- **Document passage**:
-- Begin --

Orange Night on Holland America: The MDR, Club Riff Raff, and the Best Club on the Ship

I’ve been on enough Holland America cruises to know which side of the dining room I belong to.

Not the side with the pressed blazers and the standing reservations at Pinnacle Grill. Not the side where the maître d’ knows your name because you paid extra for the privilege. I’m talking about the other side — the side where someone’s husband showed up to formal night in a polo and cargo shorts, caught exactly one disapproving look from the table across the room, and spent the rest of the evening having the best time on the ship.

That’s my side. That’s the Main Dining Room Division. And apparently, we have a name now: Club Riff Raff.

What Is Club Orange on Holland America — And Why Did Club Riff Raff Happen?

If you’ve cruised Holland America in the last few years, you know Club Orange. It’s HAL’s paid upgrade program — priority boarding, a dedicated dining room section, a guaranteed seat at the Neptune Lounge breakfast, that sort of thing. For the right traveler, it probably makes sense.

For a lot of repeat HAL cruisers, it became the source of a very specific, very relatable kind of resentment.

Not rage. Not boycotts. Just the quiet, knowing eye-roll of someone who’s been sailing Holland America since before the upgrade programs existed — who remembers when the MDR was the experience, when getting dressed for dinner and sitting down with strangers and arguing about port stops over shared appetizers was the whole point.

-- End --

- **Extracted records**:
-- Begin --

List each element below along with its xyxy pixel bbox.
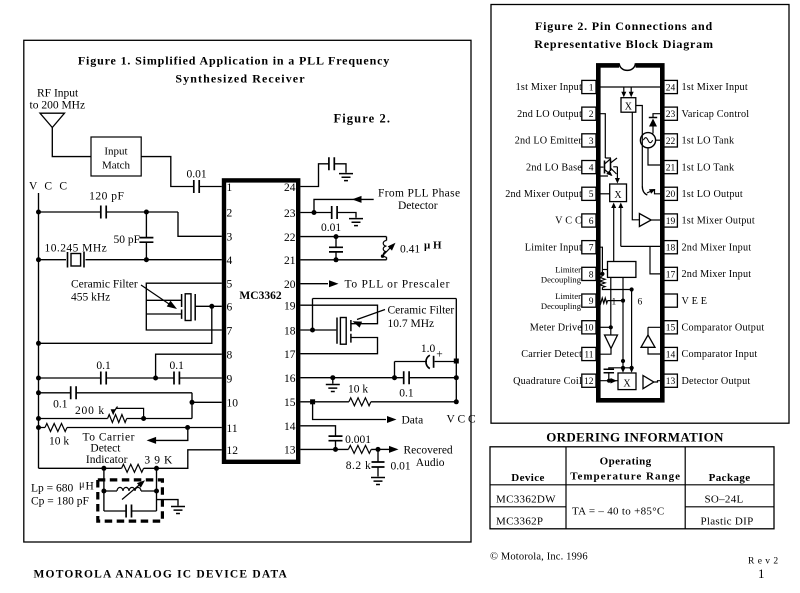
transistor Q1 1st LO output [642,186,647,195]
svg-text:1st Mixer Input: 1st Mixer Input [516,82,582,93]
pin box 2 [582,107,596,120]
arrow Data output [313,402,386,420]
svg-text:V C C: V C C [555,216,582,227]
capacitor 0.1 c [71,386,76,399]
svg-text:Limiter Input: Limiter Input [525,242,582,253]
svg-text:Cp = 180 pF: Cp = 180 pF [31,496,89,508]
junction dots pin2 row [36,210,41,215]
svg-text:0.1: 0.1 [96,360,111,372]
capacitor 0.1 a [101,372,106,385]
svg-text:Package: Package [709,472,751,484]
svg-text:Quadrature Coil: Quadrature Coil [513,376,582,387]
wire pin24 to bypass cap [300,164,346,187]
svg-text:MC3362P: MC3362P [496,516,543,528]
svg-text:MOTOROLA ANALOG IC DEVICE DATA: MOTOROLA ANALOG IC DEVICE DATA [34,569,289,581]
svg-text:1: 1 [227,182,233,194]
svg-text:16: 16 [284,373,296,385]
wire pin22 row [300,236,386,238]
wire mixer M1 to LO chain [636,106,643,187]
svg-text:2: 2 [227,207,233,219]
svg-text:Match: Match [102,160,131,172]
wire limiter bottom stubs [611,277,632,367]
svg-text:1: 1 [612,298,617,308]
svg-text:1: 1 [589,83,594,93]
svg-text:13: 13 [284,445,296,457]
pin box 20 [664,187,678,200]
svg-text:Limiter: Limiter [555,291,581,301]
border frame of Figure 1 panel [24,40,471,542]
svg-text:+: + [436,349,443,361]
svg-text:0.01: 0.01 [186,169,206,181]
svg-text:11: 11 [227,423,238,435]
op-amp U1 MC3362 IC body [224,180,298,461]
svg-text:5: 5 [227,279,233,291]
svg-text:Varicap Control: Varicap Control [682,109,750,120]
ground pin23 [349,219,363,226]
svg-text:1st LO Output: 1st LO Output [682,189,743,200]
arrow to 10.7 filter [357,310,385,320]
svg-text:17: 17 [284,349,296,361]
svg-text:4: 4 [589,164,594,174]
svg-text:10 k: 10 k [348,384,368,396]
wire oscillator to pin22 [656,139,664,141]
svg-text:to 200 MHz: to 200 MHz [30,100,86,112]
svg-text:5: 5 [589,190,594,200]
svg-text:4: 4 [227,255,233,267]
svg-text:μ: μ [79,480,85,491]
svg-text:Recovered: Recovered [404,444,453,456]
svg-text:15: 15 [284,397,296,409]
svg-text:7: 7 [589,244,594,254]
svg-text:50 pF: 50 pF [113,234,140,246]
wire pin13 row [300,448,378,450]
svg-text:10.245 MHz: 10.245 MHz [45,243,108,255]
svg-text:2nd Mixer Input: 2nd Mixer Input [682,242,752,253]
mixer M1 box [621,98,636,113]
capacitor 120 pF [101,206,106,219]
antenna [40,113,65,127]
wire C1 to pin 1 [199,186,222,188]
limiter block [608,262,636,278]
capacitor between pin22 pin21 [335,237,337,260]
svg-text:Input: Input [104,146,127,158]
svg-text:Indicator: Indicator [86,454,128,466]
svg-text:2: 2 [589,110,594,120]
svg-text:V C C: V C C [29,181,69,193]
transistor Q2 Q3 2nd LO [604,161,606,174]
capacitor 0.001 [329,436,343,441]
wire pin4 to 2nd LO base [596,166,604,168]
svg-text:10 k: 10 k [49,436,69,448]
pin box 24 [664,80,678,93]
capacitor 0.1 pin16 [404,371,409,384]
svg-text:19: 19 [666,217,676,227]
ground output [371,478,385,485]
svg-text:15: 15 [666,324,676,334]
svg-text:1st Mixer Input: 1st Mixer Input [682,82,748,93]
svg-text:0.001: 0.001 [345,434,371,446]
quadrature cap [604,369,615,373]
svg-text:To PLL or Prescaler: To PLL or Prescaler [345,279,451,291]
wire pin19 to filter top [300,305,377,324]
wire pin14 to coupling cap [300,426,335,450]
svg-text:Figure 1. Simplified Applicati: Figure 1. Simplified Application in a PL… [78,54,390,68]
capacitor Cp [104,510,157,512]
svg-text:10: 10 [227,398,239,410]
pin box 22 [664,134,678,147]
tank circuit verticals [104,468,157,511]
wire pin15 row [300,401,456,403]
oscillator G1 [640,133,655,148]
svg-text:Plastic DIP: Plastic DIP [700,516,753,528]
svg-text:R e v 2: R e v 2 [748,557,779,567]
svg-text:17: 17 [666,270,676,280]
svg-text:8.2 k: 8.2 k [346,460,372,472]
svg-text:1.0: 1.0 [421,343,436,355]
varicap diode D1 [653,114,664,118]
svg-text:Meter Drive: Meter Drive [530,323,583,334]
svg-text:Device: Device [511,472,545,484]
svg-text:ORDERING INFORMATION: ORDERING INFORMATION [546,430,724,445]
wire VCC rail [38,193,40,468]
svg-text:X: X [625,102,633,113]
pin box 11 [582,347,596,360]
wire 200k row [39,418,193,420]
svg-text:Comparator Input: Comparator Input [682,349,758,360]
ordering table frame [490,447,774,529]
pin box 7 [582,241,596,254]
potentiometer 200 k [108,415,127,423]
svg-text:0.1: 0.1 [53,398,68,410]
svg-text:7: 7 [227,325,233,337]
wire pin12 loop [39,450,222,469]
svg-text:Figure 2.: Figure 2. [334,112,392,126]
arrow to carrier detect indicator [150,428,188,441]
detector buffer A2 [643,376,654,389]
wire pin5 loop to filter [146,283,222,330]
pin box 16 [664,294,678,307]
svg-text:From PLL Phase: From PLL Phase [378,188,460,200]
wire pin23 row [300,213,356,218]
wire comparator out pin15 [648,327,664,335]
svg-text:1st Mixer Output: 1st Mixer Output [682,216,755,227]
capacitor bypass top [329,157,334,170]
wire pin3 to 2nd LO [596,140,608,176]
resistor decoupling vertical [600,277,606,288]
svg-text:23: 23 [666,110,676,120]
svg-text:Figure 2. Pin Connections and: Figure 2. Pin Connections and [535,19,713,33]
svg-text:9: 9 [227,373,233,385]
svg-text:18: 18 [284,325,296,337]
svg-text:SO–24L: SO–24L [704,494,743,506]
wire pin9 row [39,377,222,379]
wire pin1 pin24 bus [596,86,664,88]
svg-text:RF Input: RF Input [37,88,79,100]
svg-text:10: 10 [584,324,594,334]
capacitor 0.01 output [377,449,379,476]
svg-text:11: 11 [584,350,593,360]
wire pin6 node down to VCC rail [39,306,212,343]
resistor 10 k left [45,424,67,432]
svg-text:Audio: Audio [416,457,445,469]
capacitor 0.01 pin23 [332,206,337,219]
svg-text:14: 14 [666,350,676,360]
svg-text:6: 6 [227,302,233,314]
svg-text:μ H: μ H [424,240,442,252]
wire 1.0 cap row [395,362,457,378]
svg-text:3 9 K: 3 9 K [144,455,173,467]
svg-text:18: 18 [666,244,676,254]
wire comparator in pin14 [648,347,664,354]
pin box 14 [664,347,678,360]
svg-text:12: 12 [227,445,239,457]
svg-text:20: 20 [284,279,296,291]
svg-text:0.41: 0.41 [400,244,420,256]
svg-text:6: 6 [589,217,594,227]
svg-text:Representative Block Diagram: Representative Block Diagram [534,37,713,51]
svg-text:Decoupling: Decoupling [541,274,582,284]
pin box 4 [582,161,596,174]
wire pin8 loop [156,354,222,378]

-- End --

- **Task brief**:
Reproduce the part of the cruise article from "That’s my side." up to and including "kind of resentment.". Work only from the cruise article.

- **Solution to this exercise**:
That’s my side. That’s the Main Dining Room Division. And apparently, we have a name now: Club Riff Raff.

What Is Club Orange on Holland America — And Why Did Club Riff Raff Happen?

If you’ve cruised Holland America in the last few years, you know Club Orange. It’s HAL’s paid upgrade program — priority boarding, a dedicated dining room section, a guaranteed seat at the Neptune Lounge breakfast, that sort of thing. For the right traveler, it probably makes sense.

For a lot of repeat HAL cruisers, it became the source of a very specific, very relatable kind of resentment.